-- Start of The input --

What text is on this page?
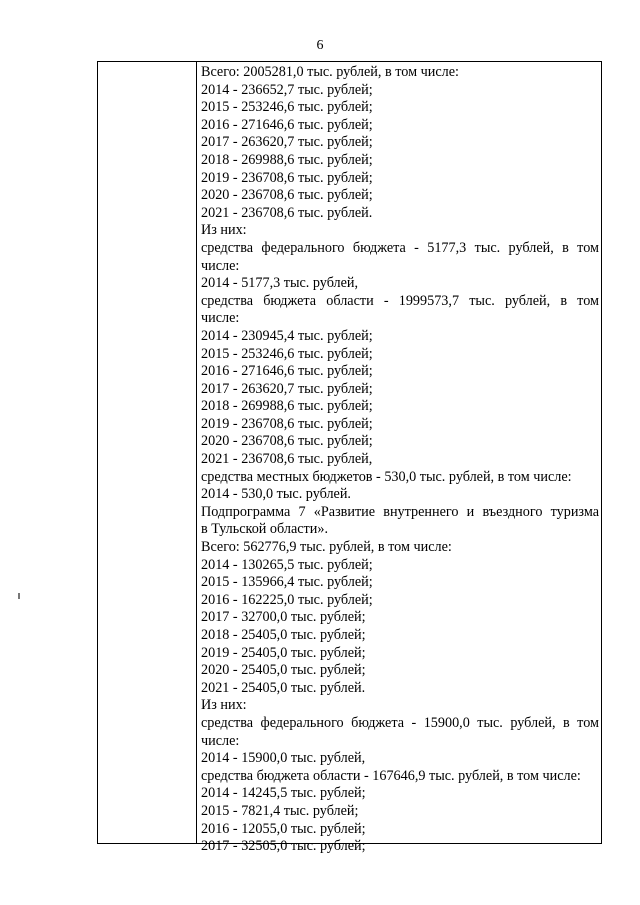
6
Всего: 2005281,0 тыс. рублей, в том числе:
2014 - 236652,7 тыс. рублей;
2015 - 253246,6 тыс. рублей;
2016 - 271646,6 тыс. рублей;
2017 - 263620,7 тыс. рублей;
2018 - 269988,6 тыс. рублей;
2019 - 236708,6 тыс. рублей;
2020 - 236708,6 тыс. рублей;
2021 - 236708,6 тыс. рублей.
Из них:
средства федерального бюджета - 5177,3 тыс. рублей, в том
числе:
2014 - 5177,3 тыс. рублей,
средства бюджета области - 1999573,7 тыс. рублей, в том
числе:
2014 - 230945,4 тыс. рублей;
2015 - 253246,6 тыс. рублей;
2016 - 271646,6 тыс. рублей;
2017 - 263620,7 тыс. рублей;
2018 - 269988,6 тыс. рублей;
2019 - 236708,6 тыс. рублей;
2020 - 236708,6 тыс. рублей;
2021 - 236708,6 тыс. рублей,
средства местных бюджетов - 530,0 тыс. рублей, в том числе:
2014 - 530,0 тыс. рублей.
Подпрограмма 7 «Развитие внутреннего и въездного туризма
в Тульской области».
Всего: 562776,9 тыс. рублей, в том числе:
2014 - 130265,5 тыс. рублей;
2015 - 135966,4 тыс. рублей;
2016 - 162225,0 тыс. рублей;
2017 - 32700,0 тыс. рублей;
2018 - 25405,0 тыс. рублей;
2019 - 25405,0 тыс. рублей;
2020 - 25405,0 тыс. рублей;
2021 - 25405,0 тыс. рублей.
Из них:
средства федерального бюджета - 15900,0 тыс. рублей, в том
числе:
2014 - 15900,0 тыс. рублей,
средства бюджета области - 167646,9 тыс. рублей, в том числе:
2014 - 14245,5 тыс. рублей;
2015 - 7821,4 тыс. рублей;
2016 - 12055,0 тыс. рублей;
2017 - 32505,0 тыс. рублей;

-- End of The input --

To do →
Without the pictures, write out every entry precisely as it appears.

Solution to the exercise →
What text is on this page?
6
Всего: 2005281,0 тыс. рублей, в том числе:
2014 - 236652,7 тыс. рублей;
2015 - 253246,6 тыс. рублей;
2016 - 271646,6 тыс. рублей;
2017 - 263620,7 тыс. рублей;
2018 - 269988,6 тыс. рублей;
2019 - 236708,6 тыс. рублей;
2020 - 236708,6 тыс. рублей;
2021 - 236708,6 тыс. рублей.
Из них:
средства федерального бюджета - 5177,3 тыс. рублей, в том
числе:
2014 - 5177,3 тыс. рублей,
средства бюджета области - 1999573,7 тыс. рублей, в том
числе:
2014 - 230945,4 тыс. рублей;
2015 - 253246,6 тыс. рублей;
2016 - 271646,6 тыс. рублей;
2017 - 263620,7 тыс. рублей;
2018 - 269988,6 тыс. рублей;
2019 - 236708,6 тыс. рублей;
2020 - 236708,6 тыс. рублей;
2021 - 236708,6 тыс. рублей,
средства местных бюджетов - 530,0 тыс. рублей, в том числе:
2014 - 530,0 тыс. рублей.
Подпрограмма 7 «Развитие внутреннего и въездного туризма
в Тульской области».
Всего: 562776,9 тыс. рублей, в том числе:
2014 - 130265,5 тыс. рублей;
2015 - 135966,4 тыс. рублей;
2016 - 162225,0 тыс. рублей;
2017 - 32700,0 тыс. рублей;
2018 - 25405,0 тыс. рублей;
2019 - 25405,0 тыс. рублей;
2020 - 25405,0 тыс. рублей;
2021 - 25405,0 тыс. рублей.
Из них:
средства федерального бюджета - 15900,0 тыс. рублей, в том
числе:
2014 - 15900,0 тыс. рублей,
средства бюджета области - 167646,9 тыс. рублей, в том числе:
2014 - 14245,5 тыс. рублей;
2015 - 7821,4 тыс. рублей;
2016 - 12055,0 тыс. рублей;
2017 - 32505,0 тыс. рублей;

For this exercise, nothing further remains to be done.